> [WRITTEN INSTRUCTION] Copy out every line of the records below word for word, leaving out the pictures.

> [MATERIAL SUPPLIED]
□ □ □ □ □

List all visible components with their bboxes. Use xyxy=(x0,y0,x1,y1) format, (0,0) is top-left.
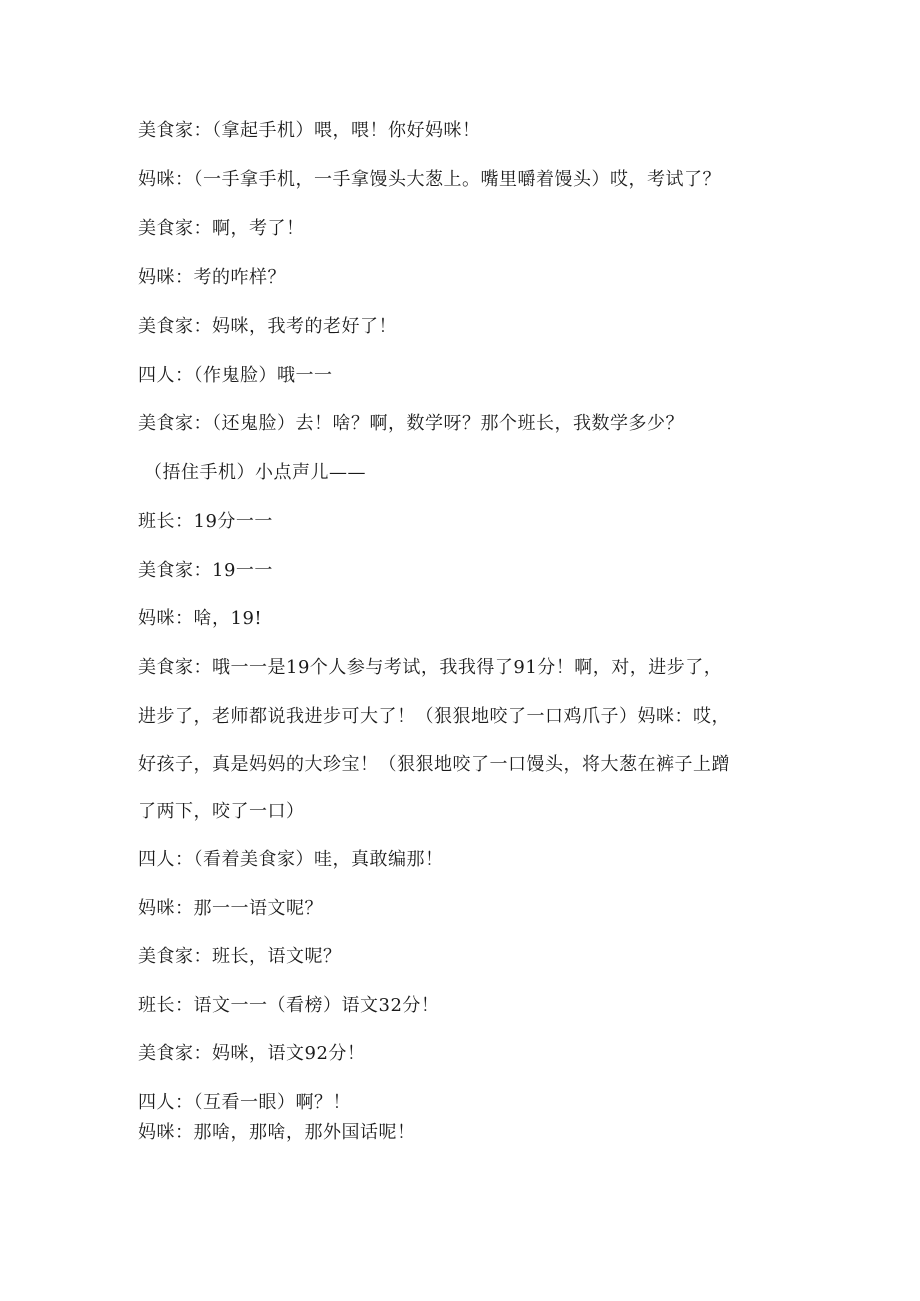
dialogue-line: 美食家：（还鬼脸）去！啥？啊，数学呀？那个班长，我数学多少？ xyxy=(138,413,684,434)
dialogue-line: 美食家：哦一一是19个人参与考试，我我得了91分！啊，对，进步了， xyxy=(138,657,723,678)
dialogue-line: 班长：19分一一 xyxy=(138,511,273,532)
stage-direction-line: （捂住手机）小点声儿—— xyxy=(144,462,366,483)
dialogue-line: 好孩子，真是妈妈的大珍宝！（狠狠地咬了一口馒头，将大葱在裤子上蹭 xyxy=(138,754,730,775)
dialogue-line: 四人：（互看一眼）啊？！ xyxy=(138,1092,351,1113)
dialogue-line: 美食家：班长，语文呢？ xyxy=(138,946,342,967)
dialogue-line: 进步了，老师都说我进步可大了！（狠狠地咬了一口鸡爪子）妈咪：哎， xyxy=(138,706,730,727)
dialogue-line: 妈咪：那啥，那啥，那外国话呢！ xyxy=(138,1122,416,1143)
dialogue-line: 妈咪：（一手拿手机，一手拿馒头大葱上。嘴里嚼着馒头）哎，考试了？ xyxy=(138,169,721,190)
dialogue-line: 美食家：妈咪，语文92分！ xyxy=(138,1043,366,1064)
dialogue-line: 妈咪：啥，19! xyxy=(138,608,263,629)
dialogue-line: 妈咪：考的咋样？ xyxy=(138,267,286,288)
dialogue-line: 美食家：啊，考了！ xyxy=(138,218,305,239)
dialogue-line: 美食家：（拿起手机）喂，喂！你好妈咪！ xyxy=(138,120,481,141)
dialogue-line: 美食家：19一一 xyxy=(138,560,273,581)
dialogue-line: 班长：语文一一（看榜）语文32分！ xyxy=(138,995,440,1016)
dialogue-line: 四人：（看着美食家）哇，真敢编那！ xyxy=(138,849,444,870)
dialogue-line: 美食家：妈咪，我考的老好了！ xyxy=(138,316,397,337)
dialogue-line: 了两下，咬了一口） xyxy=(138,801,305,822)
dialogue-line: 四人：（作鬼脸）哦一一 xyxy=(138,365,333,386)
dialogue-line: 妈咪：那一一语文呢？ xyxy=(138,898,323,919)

□ □ □ □ □

> [EXERCISE SOLUTION]
List all visible components with their bboxes. Use xyxy=(x0,y0,x1,y1) format, (0,0) is top-left.
dialogue-line: 美食家：（还鬼脸）去！啥？啊，数学呀？那个班长，我数学多少？ xyxy=(138,413,684,434)
dialogue-line: 美食家：哦一一是19个人参与考试，我我得了91分！啊，对，进步了， xyxy=(138,657,723,678)
dialogue-line: 班长：19分一一 xyxy=(138,511,273,532)
stage-direction-line: （捂住手机）小点声儿—— xyxy=(144,462,366,483)
dialogue-line: 好孩子，真是妈妈的大珍宝！（狠狠地咬了一口馒头，将大葱在裤子上蹭 xyxy=(138,754,730,775)
dialogue-line: 四人：（互看一眼）啊？！ xyxy=(138,1092,351,1113)
dialogue-line: 美食家：班长，语文呢？ xyxy=(138,946,342,967)
dialogue-line: 进步了，老师都说我进步可大了！（狠狠地咬了一口鸡爪子）妈咪：哎， xyxy=(138,706,730,727)
dialogue-line: 妈咪：那啥，那啥，那外国话呢！ xyxy=(138,1122,416,1143)
dialogue-line: 妈咪：（一手拿手机，一手拿馒头大葱上。嘴里嚼着馒头）哎，考试了？ xyxy=(138,169,721,190)
dialogue-line: 美食家：妈咪，语文92分！ xyxy=(138,1043,366,1064)
dialogue-line: 妈咪：啥，19! xyxy=(138,608,263,629)
dialogue-line: 妈咪：考的咋样？ xyxy=(138,267,286,288)
dialogue-line: 美食家：啊，考了！ xyxy=(138,218,305,239)
dialogue-line: 美食家：（拿起手机）喂，喂！你好妈咪！ xyxy=(138,120,481,141)
dialogue-line: 美食家：19一一 xyxy=(138,560,273,581)
dialogue-line: 班长：语文一一（看榜）语文32分！ xyxy=(138,995,440,1016)
dialogue-line: 四人：（看着美食家）哇，真敢编那！ xyxy=(138,849,444,870)
dialogue-line: 美食家：妈咪，我考的老好了！ xyxy=(138,316,397,337)
dialogue-line: 了两下，咬了一口） xyxy=(138,801,305,822)
dialogue-line: 四人：（作鬼脸）哦一一 xyxy=(138,365,333,386)
dialogue-line: 妈咪：那一一语文呢？ xyxy=(138,898,323,919)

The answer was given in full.